— Task objective —
Locate every line below that contains the word "приема" and copy it.

>> BEGIN Provided records

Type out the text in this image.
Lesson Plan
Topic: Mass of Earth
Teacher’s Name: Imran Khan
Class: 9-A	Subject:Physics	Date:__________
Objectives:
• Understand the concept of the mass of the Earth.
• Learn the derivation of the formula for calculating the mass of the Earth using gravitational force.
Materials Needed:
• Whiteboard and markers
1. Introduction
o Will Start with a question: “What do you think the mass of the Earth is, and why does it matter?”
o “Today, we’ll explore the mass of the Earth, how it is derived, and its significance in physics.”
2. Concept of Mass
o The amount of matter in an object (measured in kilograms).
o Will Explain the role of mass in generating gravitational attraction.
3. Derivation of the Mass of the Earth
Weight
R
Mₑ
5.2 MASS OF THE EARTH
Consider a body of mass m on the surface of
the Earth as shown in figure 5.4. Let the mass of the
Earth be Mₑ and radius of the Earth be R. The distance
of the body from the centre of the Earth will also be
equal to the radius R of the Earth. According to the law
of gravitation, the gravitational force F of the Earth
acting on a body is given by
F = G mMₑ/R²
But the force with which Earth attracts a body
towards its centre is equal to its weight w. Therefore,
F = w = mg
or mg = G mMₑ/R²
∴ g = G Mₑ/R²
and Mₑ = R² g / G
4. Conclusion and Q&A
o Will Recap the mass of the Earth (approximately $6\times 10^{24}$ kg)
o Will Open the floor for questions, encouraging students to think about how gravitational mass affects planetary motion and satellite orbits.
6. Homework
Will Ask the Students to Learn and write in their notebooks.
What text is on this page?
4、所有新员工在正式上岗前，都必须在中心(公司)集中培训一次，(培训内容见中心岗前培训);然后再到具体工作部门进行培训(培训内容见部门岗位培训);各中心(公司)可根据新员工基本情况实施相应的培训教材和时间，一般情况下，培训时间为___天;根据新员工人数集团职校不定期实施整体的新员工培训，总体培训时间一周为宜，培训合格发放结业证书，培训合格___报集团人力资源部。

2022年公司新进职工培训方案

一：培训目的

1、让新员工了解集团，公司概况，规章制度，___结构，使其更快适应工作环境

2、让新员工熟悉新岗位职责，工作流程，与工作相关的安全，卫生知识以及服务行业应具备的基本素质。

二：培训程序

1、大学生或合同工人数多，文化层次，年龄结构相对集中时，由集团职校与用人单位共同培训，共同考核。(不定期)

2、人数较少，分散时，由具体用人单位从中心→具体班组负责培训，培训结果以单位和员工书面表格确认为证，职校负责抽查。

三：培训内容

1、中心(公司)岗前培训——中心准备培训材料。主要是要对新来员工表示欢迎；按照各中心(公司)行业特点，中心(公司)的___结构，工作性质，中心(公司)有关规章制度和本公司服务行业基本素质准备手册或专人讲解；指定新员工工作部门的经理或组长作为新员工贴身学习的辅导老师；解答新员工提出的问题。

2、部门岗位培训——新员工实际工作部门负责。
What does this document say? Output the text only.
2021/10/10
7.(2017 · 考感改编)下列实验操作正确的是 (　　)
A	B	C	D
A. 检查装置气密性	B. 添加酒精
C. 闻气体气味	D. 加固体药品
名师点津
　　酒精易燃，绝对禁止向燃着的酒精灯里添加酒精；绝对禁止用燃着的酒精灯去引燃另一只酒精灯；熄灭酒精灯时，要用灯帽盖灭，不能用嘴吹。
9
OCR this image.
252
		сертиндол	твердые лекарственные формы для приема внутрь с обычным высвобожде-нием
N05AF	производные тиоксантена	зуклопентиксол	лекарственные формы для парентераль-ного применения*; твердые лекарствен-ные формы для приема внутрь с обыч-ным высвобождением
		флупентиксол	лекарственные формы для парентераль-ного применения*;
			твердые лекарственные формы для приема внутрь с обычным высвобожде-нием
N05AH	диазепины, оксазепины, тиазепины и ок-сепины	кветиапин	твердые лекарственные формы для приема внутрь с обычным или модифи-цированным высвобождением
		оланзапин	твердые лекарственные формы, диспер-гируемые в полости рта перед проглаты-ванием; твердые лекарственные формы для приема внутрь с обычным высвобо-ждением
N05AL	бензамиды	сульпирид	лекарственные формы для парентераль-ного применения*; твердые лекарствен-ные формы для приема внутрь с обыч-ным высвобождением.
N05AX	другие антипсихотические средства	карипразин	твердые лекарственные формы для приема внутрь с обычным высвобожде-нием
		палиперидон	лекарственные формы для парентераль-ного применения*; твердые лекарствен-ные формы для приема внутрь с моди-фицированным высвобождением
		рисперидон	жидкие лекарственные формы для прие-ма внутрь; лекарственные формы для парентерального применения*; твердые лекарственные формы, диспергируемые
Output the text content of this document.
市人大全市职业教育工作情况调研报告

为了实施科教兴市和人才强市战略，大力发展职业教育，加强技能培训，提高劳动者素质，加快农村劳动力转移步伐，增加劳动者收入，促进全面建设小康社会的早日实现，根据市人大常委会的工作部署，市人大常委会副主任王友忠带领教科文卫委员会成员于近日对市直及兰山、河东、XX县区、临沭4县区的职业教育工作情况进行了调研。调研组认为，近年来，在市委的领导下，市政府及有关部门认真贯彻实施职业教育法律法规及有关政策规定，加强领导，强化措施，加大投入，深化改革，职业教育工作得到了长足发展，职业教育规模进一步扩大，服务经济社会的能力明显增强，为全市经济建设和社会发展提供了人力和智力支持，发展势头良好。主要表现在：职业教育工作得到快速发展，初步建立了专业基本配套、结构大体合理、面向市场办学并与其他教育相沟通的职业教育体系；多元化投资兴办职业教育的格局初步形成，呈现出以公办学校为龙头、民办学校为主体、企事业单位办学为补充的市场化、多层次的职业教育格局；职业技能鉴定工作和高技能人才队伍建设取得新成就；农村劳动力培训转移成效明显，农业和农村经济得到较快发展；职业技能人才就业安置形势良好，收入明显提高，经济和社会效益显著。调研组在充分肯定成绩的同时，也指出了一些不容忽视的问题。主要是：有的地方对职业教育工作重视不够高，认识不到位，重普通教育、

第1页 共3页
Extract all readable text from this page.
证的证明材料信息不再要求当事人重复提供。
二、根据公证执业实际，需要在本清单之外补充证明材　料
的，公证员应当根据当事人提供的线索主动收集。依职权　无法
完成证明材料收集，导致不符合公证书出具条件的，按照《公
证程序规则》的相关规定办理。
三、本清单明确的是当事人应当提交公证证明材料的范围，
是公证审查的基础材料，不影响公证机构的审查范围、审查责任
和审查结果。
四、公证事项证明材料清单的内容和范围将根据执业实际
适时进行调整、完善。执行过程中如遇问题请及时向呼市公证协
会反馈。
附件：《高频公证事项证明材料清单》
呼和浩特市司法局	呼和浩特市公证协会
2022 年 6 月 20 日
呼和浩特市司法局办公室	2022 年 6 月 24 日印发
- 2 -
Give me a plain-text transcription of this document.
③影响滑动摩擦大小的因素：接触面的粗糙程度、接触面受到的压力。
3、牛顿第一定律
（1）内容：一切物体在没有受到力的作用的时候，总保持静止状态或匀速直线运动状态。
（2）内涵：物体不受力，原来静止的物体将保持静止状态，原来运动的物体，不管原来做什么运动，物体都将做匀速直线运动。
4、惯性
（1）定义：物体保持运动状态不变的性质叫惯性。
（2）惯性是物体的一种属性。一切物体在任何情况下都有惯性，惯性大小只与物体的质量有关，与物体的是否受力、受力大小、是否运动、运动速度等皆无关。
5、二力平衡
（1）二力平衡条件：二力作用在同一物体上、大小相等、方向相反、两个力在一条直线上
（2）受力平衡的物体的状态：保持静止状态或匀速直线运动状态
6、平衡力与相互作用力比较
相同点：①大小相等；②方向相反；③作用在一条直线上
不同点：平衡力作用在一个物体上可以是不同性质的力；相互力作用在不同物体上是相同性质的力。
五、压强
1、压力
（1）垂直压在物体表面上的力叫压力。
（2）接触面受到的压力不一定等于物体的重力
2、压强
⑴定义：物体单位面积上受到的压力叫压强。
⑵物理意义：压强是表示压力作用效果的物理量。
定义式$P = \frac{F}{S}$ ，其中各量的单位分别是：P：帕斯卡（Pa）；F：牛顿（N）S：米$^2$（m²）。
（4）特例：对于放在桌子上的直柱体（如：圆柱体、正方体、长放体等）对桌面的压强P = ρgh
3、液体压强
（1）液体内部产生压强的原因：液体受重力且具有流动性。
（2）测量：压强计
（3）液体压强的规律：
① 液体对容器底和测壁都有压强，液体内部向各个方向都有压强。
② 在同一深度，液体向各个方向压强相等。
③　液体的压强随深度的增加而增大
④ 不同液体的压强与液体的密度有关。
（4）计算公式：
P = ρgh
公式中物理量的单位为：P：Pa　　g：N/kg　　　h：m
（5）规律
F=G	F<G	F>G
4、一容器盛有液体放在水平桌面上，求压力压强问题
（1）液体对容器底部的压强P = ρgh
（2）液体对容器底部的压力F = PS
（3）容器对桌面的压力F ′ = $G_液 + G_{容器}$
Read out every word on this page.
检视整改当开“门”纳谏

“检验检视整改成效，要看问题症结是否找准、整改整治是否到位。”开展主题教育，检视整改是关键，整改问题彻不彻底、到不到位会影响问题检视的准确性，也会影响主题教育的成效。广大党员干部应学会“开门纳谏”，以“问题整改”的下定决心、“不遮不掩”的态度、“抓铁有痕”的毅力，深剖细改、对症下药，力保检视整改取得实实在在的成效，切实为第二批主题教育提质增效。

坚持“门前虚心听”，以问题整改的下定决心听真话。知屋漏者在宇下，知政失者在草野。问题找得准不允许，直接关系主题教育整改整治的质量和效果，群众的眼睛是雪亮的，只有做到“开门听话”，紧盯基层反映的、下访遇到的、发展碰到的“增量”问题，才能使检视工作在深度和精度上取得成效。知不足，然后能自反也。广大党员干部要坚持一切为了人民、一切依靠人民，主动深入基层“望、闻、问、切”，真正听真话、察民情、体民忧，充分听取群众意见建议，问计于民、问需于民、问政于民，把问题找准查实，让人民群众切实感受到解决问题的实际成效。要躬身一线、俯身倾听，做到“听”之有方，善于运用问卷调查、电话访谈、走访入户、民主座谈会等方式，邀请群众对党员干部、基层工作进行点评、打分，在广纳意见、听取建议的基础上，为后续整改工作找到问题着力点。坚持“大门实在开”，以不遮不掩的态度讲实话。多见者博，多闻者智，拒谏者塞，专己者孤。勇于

>> END Provided records

— Solution —
		сертиндол	твердые лекарственные формы для приема внутрь с обычным высвобожде-нием
N05AF	производные тиоксантена	зуклопентиксол	лекарственные формы для парентераль-ного применения*; твердые лекарствен-ные формы для приема внутрь с обыч-ным высвобождением
			твердые лекарственные формы для приема внутрь с обычным высвобожде-нием
N05AH	диазепины, оксазепины, тиазепины и ок-сепины	кветиапин	твердые лекарственные формы для приема внутрь с обычным или модифи-цированным высвобождением
		оланзапин	твердые лекарственные формы, диспер-гируемые в полости рта перед проглаты-ванием; твердые лекарственные формы для приема внутрь с обычным высвобо-ждением
N05AL	бензамиды	сульпирид	лекарственные формы для парентераль-ного применения*; твердые лекарствен-ные формы для приема внутрь с обыч-ным высвобождением.
N05AX	другие антипсихотические средства	карипразин	твердые лекарственные формы для приема внутрь с обычным высвобожде-нием
		палиперидон	лекарственные формы для парентераль-ного применения*; твердые лекарствен-ные формы для приема внутрь с моди-фицированным высвобождением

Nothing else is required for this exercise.